▸ DATA PROVIDED:
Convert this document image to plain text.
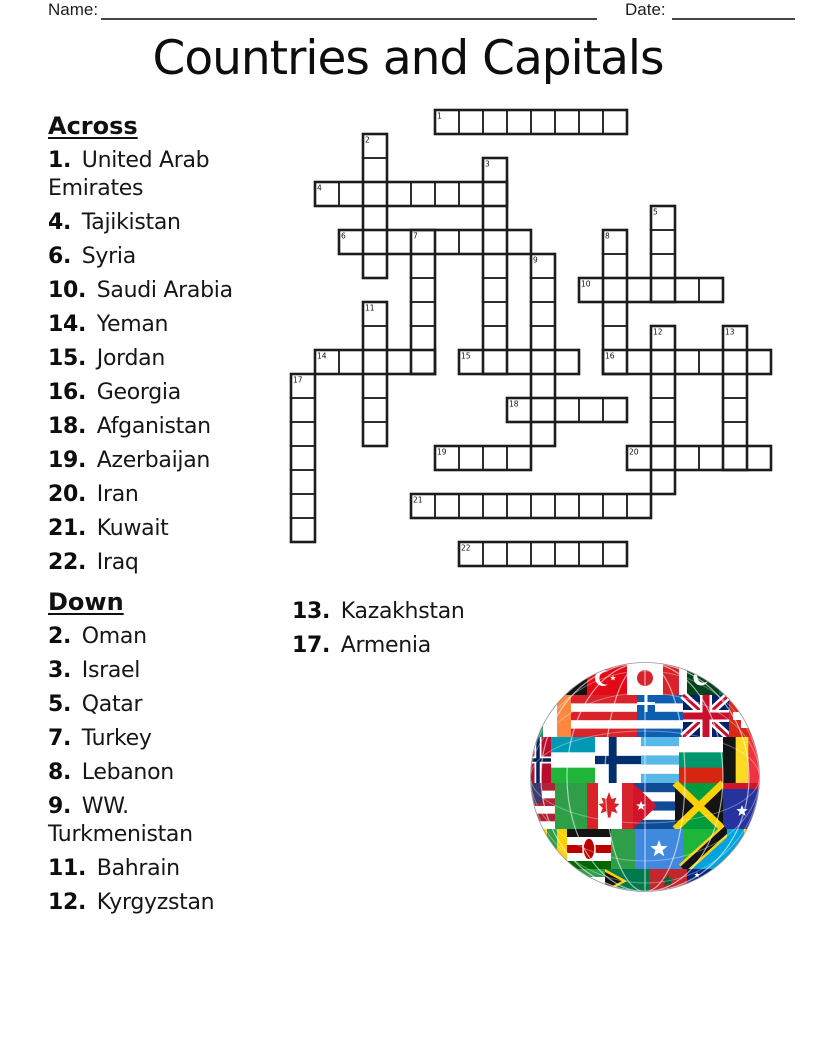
Name:	Date:
Countries and Capitals
1
4
6
10
14	15	16
18
19	20
21
22
2
3
5
7	8
9
11
12	13
17
Across

1. United Arab Emirates

4. Tajikistan

6. Syria

10. Saudi Arabia

14. Yeman

15. Jordan

16. Georgia

18. Afganistan

19. Azerbaijan

20. Iran

21. Kuwait

22. Iraq

Down

2. Oman

3. Israel

5. Qatar

7. Turkey

8. Lebanon

9. WW. Turkmenistan

11. Bahrain

12. Kyrgyzstan

13. Kazakhstan

17. Armenia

▸ THE REQUEST: Without the pictures, copy the material exactly as given.

▸ ANSWER TO THE PROBLEM:
Convert this document image to plain text.
Name:	Date:
Countries and Capitals
1
4
6
10
14	15	16
18
19	20
21
22
2
3
5
7	8
9
11
12	13
17
Across

1. United Arab Emirates

4. Tajikistan

6. Syria

10. Saudi Arabia

14. Yeman

15. Jordan

16. Georgia

18. Afganistan

19. Azerbaijan

20. Iran

21. Kuwait

22. Iraq

Down

2. Oman

3. Israel

5. Qatar

7. Turkey

8. Lebanon

9. WW. Turkmenistan

11. Bahrain

12. Kyrgyzstan

13. Kazakhstan

17. Armenia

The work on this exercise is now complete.